Gather every line of the entries that includes the word "title".

-- start --

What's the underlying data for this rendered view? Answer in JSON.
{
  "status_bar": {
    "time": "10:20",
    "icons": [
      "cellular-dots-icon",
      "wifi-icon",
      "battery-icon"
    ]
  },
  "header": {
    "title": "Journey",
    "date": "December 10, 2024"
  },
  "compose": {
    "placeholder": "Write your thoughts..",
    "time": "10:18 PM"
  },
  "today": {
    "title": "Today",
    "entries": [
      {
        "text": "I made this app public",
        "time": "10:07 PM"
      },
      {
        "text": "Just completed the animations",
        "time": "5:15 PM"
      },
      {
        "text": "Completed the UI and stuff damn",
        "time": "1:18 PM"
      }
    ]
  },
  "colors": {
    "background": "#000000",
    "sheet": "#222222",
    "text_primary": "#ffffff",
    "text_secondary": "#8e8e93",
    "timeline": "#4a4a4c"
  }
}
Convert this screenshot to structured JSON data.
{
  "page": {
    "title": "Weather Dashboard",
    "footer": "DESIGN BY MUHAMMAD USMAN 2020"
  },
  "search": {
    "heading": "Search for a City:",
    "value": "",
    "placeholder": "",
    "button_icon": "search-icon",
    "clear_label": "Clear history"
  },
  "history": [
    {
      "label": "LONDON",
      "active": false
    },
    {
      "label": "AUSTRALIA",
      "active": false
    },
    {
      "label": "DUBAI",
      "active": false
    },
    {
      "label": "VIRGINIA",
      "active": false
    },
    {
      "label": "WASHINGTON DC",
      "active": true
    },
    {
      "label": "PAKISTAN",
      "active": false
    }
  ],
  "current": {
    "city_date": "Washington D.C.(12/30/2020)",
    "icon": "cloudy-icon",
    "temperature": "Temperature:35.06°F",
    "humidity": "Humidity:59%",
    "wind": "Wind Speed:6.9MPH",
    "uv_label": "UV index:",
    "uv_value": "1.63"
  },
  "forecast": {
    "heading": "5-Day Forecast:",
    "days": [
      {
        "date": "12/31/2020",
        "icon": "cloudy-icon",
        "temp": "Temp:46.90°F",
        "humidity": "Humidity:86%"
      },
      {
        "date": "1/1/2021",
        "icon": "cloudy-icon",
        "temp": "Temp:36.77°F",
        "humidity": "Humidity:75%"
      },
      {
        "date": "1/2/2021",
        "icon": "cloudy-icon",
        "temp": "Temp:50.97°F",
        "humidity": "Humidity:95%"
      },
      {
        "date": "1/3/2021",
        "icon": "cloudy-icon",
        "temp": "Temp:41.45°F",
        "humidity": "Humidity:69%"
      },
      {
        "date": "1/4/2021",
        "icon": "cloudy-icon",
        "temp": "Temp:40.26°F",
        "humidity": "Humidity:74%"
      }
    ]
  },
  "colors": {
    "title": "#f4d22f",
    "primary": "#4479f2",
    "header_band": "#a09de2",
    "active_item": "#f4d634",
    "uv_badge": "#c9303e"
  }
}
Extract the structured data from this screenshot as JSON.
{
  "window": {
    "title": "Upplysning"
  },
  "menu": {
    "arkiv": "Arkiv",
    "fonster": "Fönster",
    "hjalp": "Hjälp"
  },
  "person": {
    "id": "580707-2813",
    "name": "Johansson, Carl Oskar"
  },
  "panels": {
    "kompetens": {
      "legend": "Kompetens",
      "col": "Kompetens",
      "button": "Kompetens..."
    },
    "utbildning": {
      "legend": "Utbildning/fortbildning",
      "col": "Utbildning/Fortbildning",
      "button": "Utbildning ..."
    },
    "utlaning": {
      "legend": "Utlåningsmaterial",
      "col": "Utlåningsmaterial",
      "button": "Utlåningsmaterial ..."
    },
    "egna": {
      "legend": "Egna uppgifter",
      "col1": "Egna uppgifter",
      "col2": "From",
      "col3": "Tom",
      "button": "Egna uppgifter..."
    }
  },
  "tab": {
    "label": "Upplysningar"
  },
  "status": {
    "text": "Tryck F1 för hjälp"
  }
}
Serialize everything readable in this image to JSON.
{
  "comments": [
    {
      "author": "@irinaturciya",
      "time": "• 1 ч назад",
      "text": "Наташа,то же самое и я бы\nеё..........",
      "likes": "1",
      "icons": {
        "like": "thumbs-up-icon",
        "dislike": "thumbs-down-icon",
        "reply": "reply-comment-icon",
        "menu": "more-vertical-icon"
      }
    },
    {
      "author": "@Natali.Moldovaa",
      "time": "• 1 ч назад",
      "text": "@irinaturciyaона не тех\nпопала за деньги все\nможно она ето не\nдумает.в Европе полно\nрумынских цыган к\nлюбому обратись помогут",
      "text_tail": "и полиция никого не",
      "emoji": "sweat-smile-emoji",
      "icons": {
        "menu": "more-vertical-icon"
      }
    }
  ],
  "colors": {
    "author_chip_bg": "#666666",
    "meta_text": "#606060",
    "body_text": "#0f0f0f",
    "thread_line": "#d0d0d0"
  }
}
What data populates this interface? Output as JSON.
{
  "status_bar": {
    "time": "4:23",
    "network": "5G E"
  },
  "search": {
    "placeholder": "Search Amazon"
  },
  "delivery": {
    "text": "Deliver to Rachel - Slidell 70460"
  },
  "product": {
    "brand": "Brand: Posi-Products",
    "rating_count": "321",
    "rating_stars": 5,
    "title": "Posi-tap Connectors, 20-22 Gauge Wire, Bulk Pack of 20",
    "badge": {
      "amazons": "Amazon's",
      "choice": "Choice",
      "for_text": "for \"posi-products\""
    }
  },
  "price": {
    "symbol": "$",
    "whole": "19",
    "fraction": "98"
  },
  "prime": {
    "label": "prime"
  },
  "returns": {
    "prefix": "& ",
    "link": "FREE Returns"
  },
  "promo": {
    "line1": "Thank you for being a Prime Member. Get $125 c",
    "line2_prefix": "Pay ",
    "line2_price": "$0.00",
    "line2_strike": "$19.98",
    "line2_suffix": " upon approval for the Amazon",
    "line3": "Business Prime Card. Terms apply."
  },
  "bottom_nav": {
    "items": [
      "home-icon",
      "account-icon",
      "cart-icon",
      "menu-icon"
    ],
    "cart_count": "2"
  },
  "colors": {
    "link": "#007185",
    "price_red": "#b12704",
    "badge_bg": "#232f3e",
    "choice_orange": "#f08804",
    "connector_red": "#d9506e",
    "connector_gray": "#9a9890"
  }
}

-- end --

Worked answer >>
    "title": "Journey",
    "title": "Today",
    "title": "Weather Dashboard",
    "title": "#f4d22f",
    "title": "Upplysning"
    "title": "Posi-tap Connectors, 20-22 Gauge Wire, Bulk Pack of 20",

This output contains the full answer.